SUPPLIED MATERIAL:

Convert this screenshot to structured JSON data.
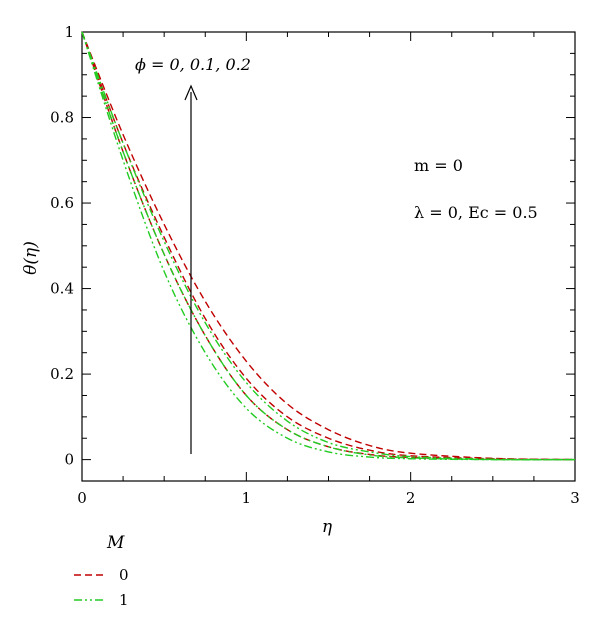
{
  "chart_data": {
    "type": "line",
    "title": "",
    "xlabel": "η",
    "ylabel": "θ(η)",
    "xlim": [
      0,
      3
    ],
    "ylim": [
      -0.05,
      1
    ],
    "x_ticks": [
      0,
      1,
      2,
      3
    ],
    "x_tick_labels": [
      "0",
      "1",
      "2",
      "3"
    ],
    "y_ticks": [
      0,
      0.2,
      0.4,
      0.6,
      0.8,
      1
    ],
    "y_tick_labels": [
      "0",
      "0.2",
      "0.4",
      "0.6",
      "0.8",
      "1"
    ],
    "grid": false,
    "annotations": {
      "phi": "ϕ = 0, 0.1, 0.2",
      "m": "m = 0",
      "params": "λ = 0, Ec = 0.5"
    },
    "arrow": {
      "direction": "up",
      "meaning": "increasing ϕ"
    },
    "legend": {
      "title": "M",
      "placement": "bottom-left",
      "entries": [
        {
          "label": "0",
          "color": "#c00000",
          "style": "dashed"
        },
        {
          "label": "1",
          "color": "#22cc22",
          "style": "dash-dot-dot"
        }
      ]
    },
    "x": [
      0,
      0.25,
      0.5,
      0.75,
      1.0,
      1.25,
      1.5,
      1.75,
      2.0,
      2.5,
      3.0
    ],
    "series": [
      {
        "name": "",
        "M": 0,
        "phi": 0,
        "color": "#c00000",
        "style": "dashed",
        "values": [
          1,
          0.72,
          0.48,
          0.29,
          0.15,
          0.07,
          0.03,
          0.012,
          0.005,
          0.001,
          0
        ]
      },
      {
        "name": "",
        "M": 0,
        "phi": 0.1,
        "color": "#c00000",
        "style": "dashed",
        "values": [
          1,
          0.74,
          0.52,
          0.33,
          0.19,
          0.1,
          0.05,
          0.022,
          0.009,
          0.002,
          0
        ]
      },
      {
        "name": "",
        "M": 0,
        "phi": 0.2,
        "color": "#c00000",
        "style": "dashed",
        "values": [
          1,
          0.76,
          0.55,
          0.37,
          0.23,
          0.13,
          0.07,
          0.033,
          0.015,
          0.003,
          0
        ]
      },
      {
        "name": "",
        "M": 1,
        "phi": 0,
        "color": "#22cc22",
        "style": "dash-dot-dot",
        "values": [
          1,
          0.7,
          0.44,
          0.25,
          0.12,
          0.05,
          0.018,
          0.006,
          0.002,
          0,
          0
        ]
      },
      {
        "name": "",
        "M": 1,
        "phi": 0.1,
        "color": "#22cc22",
        "style": "dash-dot-dot",
        "values": [
          1,
          0.72,
          0.48,
          0.29,
          0.15,
          0.07,
          0.03,
          0.011,
          0.004,
          0,
          0
        ]
      },
      {
        "name": "",
        "M": 1,
        "phi": 0.2,
        "color": "#22cc22",
        "style": "dash-dot-dot",
        "values": [
          1,
          0.74,
          0.51,
          0.32,
          0.18,
          0.09,
          0.04,
          0.018,
          0.007,
          0.001,
          0
        ]
      }
    ]
  }
}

SHORT PROBLEM: In the copy, include all records verbatim but no images.

THE COMPLETED TASK:
Convert this screenshot to structured JSON data.
{
  "chart_data": {
    "type": "line",
    "title": "",
    "xlabel": "η",
    "ylabel": "θ(η)",
    "xlim": [
      0,
      3
    ],
    "ylim": [
      -0.05,
      1
    ],
    "x_ticks": [
      0,
      1,
      2,
      3
    ],
    "x_tick_labels": [
      "0",
      "1",
      "2",
      "3"
    ],
    "y_ticks": [
      0,
      0.2,
      0.4,
      0.6,
      0.8,
      1
    ],
    "y_tick_labels": [
      "0",
      "0.2",
      "0.4",
      "0.6",
      "0.8",
      "1"
    ],
    "grid": false,
    "annotations": {
      "phi": "ϕ = 0, 0.1, 0.2",
      "m": "m = 0",
      "params": "λ = 0, Ec = 0.5"
    },
    "arrow": {
      "direction": "up",
      "meaning": "increasing ϕ"
    },
    "legend": {
      "title": "M",
      "placement": "bottom-left",
      "entries": [
        {
          "label": "0",
          "color": "#c00000",
          "style": "dashed"
        },
        {
          "label": "1",
          "color": "#22cc22",
          "style": "dash-dot-dot"
        }
      ]
    },
    "x": [
      0,
      0.25,
      0.5,
      0.75,
      1.0,
      1.25,
      1.5,
      1.75,
      2.0,
      2.5,
      3.0
    ],
    "series": [
      {
        "name": "",
        "M": 0,
        "phi": 0,
        "color": "#c00000",
        "style": "dashed",
        "values": [
          1,
          0.72,
          0.48,
          0.29,
          0.15,
          0.07,
          0.03,
          0.012,
          0.005,
          0.001,
          0
        ]
      },
      {
        "name": "",
        "M": 0,
        "phi": 0.1,
        "color": "#c00000",
        "style": "dashed",
        "values": [
          1,
          0.74,
          0.52,
          0.33,
          0.19,
          0.1,
          0.05,
          0.022,
          0.009,
          0.002,
          0
        ]
      },
      {
        "name": "",
        "M": 0,
        "phi": 0.2,
        "color": "#c00000",
        "style": "dashed",
        "values": [
          1,
          0.76,
          0.55,
          0.37,
          0.23,
          0.13,
          0.07,
          0.033,
          0.015,
          0.003,
          0
        ]
      },
      {
        "name": "",
        "M": 1,
        "phi": 0,
        "color": "#22cc22",
        "style": "dash-dot-dot",
        "values": [
          1,
          0.7,
          0.44,
          0.25,
          0.12,
          0.05,
          0.018,
          0.006,
          0.002,
          0,
          0
        ]
      },
      {
        "name": "",
        "M": 1,
        "phi": 0.1,
        "color": "#22cc22",
        "style": "dash-dot-dot",
        "values": [
          1,
          0.72,
          0.48,
          0.29,
          0.15,
          0.07,
          0.03,
          0.011,
          0.004,
          0,
          0
        ]
      },
      {
        "name": "",
        "M": 1,
        "phi": 0.2,
        "color": "#22cc22",
        "style": "dash-dot-dot",
        "values": [
          1,
          0.74,
          0.51,
          0.32,
          0.18,
          0.09,
          0.04,
          0.018,
          0.007,
          0.001,
          0
        ]
      }
    ]
  }
}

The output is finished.